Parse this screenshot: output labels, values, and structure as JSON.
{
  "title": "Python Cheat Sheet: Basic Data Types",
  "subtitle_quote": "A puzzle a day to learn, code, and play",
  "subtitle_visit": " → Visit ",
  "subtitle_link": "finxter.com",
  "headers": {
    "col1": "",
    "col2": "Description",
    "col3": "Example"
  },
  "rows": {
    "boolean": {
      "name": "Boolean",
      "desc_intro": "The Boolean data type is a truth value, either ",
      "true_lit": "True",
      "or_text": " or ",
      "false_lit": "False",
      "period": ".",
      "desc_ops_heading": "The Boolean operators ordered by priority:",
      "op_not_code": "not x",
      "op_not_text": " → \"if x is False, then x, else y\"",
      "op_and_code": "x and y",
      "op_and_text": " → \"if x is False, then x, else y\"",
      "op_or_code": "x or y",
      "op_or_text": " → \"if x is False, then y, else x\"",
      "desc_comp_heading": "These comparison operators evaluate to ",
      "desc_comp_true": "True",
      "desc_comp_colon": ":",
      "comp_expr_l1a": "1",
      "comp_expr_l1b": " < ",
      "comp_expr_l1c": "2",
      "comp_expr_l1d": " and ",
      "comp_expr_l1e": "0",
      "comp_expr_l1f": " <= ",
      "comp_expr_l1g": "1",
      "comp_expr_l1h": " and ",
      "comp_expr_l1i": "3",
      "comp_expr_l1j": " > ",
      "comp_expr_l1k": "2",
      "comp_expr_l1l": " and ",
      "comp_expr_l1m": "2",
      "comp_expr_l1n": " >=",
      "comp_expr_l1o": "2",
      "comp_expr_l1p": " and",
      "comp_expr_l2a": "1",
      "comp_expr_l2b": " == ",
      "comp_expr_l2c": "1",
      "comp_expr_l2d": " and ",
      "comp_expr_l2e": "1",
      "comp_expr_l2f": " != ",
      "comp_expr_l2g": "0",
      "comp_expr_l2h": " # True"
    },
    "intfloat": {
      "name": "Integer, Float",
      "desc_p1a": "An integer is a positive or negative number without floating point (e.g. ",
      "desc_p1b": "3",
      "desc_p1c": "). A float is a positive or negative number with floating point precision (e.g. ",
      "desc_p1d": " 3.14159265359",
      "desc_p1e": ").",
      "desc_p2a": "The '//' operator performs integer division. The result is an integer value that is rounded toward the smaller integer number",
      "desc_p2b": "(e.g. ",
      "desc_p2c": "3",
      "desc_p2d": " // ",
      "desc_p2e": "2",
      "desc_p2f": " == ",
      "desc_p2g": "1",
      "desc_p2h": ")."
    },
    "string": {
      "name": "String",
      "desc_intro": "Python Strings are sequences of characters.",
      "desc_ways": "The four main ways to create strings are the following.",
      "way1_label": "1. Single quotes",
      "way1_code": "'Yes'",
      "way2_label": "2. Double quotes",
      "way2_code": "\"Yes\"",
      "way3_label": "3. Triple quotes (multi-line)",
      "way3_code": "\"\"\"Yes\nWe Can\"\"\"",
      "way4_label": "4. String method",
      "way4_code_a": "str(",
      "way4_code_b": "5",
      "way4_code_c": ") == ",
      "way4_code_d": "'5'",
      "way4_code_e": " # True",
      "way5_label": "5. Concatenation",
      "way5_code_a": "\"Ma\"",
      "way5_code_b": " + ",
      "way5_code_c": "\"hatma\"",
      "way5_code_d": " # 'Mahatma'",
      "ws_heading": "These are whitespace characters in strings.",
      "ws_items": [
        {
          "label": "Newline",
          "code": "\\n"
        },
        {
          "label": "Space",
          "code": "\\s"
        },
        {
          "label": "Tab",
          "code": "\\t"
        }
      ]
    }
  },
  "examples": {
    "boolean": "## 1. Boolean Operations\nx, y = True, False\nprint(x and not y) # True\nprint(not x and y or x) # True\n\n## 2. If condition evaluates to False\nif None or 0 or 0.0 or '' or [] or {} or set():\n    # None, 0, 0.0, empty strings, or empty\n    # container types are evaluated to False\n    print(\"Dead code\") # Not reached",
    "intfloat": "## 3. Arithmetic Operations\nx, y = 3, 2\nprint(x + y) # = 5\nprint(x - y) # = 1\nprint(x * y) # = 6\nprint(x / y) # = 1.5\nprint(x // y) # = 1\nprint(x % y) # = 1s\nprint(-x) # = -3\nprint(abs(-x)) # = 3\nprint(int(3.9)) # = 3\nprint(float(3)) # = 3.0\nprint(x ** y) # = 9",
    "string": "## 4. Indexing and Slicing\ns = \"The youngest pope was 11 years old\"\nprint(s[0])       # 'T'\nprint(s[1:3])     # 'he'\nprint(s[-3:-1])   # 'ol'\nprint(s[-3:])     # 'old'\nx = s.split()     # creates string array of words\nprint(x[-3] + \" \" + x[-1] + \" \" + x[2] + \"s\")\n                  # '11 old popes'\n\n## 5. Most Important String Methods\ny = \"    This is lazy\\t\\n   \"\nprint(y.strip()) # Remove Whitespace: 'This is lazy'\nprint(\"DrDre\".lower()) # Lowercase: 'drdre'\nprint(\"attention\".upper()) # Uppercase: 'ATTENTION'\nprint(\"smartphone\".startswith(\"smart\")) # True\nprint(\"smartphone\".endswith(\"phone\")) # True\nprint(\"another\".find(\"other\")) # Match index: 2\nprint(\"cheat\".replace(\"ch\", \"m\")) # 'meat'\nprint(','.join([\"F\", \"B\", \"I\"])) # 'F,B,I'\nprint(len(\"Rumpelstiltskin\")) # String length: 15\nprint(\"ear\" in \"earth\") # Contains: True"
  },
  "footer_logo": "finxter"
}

§

Task to complete -
Print all of the entries again, exactly as written.

Result of the task -
Parse this screenshot: output labels, values, and structure as JSON.
{
  "title": "Python Cheat Sheet: Basic Data Types",
  "subtitle_quote": "A puzzle a day to learn, code, and play",
  "subtitle_visit": " → Visit ",
  "subtitle_link": "finxter.com",
  "headers": {
    "col1": "",
    "col2": "Description",
    "col3": "Example"
  },
  "rows": {
    "boolean": {
      "name": "Boolean",
      "desc_intro": "The Boolean data type is a truth value, either ",
      "true_lit": "True",
      "or_text": " or ",
      "false_lit": "False",
      "period": ".",
      "desc_ops_heading": "The Boolean operators ordered by priority:",
      "op_not_code": "not x",
      "op_not_text": " → \"if x is False, then x, else y\"",
      "op_and_code": "x and y",
      "op_and_text": " → \"if x is False, then x, else y\"",
      "op_or_code": "x or y",
      "op_or_text": " → \"if x is False, then y, else x\"",
      "desc_comp_heading": "These comparison operators evaluate to ",
      "desc_comp_true": "True",
      "desc_comp_colon": ":",
      "comp_expr_l1a": "1",
      "comp_expr_l1b": " < ",
      "comp_expr_l1c": "2",
      "comp_expr_l1d": " and ",
      "comp_expr_l1e": "0",
      "comp_expr_l1f": " <= ",
      "comp_expr_l1g": "1",
      "comp_expr_l1h": " and ",
      "comp_expr_l1i": "3",
      "comp_expr_l1j": " > ",
      "comp_expr_l1k": "2",
      "comp_expr_l1l": " and ",
      "comp_expr_l1m": "2",
      "comp_expr_l1n": " >=",
      "comp_expr_l1o": "2",
      "comp_expr_l1p": " and",
      "comp_expr_l2a": "1",
      "comp_expr_l2b": " == ",
      "comp_expr_l2c": "1",
      "comp_expr_l2d": " and ",
      "comp_expr_l2e": "1",
      "comp_expr_l2f": " != ",
      "comp_expr_l2g": "0",
      "comp_expr_l2h": " # True"
    },
    "intfloat": {
      "name": "Integer, Float",
      "desc_p1a": "An integer is a positive or negative number without floating point (e.g. ",
      "desc_p1b": "3",
      "desc_p1c": "). A float is a positive or negative number with floating point precision (e.g. ",
      "desc_p1d": " 3.14159265359",
      "desc_p1e": ").",
      "desc_p2a": "The '//' operator performs integer division. The result is an integer value that is rounded toward the smaller integer number",
      "desc_p2b": "(e.g. ",
      "desc_p2c": "3",
      "desc_p2d": " // ",
      "desc_p2e": "2",
      "desc_p2f": " == ",
      "desc_p2g": "1",
      "desc_p2h": ")."
    },
    "string": {
      "name": "String",
      "desc_intro": "Python Strings are sequences of characters.",
      "desc_ways": "The four main ways to create strings are the following.",
      "way1_label": "1. Single quotes",
      "way1_code": "'Yes'",
      "way2_label": "2. Double quotes",
      "way2_code": "\"Yes\"",
      "way3_label": "3. Triple quotes (multi-line)",
      "way3_code": "\"\"\"Yes\nWe Can\"\"\"",
      "way4_label": "4. String method",
      "way4_code_a": "str(",
      "way4_code_b": "5",
      "way4_code_c": ") == ",
      "way4_code_d": "'5'",
      "way4_code_e": " # True",
      "way5_label": "5. Concatenation",
      "way5_code_a": "\"Ma\"",
      "way5_code_b": " + ",
      "way5_code_c": "\"hatma\"",
      "way5_code_d": " # 'Mahatma'",
      "ws_heading": "These are whitespace characters in strings.",
      "ws_items": [
        {
          "label": "Newline",
          "code": "\\n"
        },
        {
          "label": "Space",
          "code": "\\s"
        },
        {
          "label": "Tab",
          "code": "\\t"
        }
      ]
    }
  },
  "examples": {
    "boolean": "## 1. Boolean Operations\nx, y = True, False\nprint(x and not y) # True\nprint(not x and y or x) # True\n\n## 2. If condition evaluates to False\nif None or 0 or 0.0 or '' or [] or {} or set():\n    # None, 0, 0.0, empty strings, or empty\n    # container types are evaluated to False\n    print(\"Dead code\") # Not reached",
    "intfloat": "## 3. Arithmetic Operations\nx, y = 3, 2\nprint(x + y) # = 5\nprint(x - y) # = 1\nprint(x * y) # = 6\nprint(x / y) # = 1.5\nprint(x // y) # = 1\nprint(x % y) # = 1s\nprint(-x) # = -3\nprint(abs(-x)) # = 3\nprint(int(3.9)) # = 3\nprint(float(3)) # = 3.0\nprint(x ** y) # = 9",
    "string": "## 4. Indexing and Slicing\ns = \"The youngest pope was 11 years old\"\nprint(s[0])       # 'T'\nprint(s[1:3])     # 'he'\nprint(s[-3:-1])   # 'ol'\nprint(s[-3:])     # 'old'\nx = s.split()     # creates string array of words\nprint(x[-3] + \" \" + x[-1] + \" \" + x[2] + \"s\")\n                  # '11 old popes'\n\n## 5. Most Important String Methods\ny = \"    This is lazy\\t\\n   \"\nprint(y.strip()) # Remove Whitespace: 'This is lazy'\nprint(\"DrDre\".lower()) # Lowercase: 'drdre'\nprint(\"attention\".upper()) # Uppercase: 'ATTENTION'\nprint(\"smartphone\".startswith(\"smart\")) # True\nprint(\"smartphone\".endswith(\"phone\")) # True\nprint(\"another\".find(\"other\")) # Match index: 2\nprint(\"cheat\".replace(\"ch\", \"m\")) # 'meat'\nprint(','.join([\"F\", \"B\", \"I\"])) # 'F,B,I'\nprint(len(\"Rumpelstiltskin\")) # String length: 15\nprint(\"ear\" in \"earth\") # Contains: True"
  },
  "footer_logo": "finxter"
}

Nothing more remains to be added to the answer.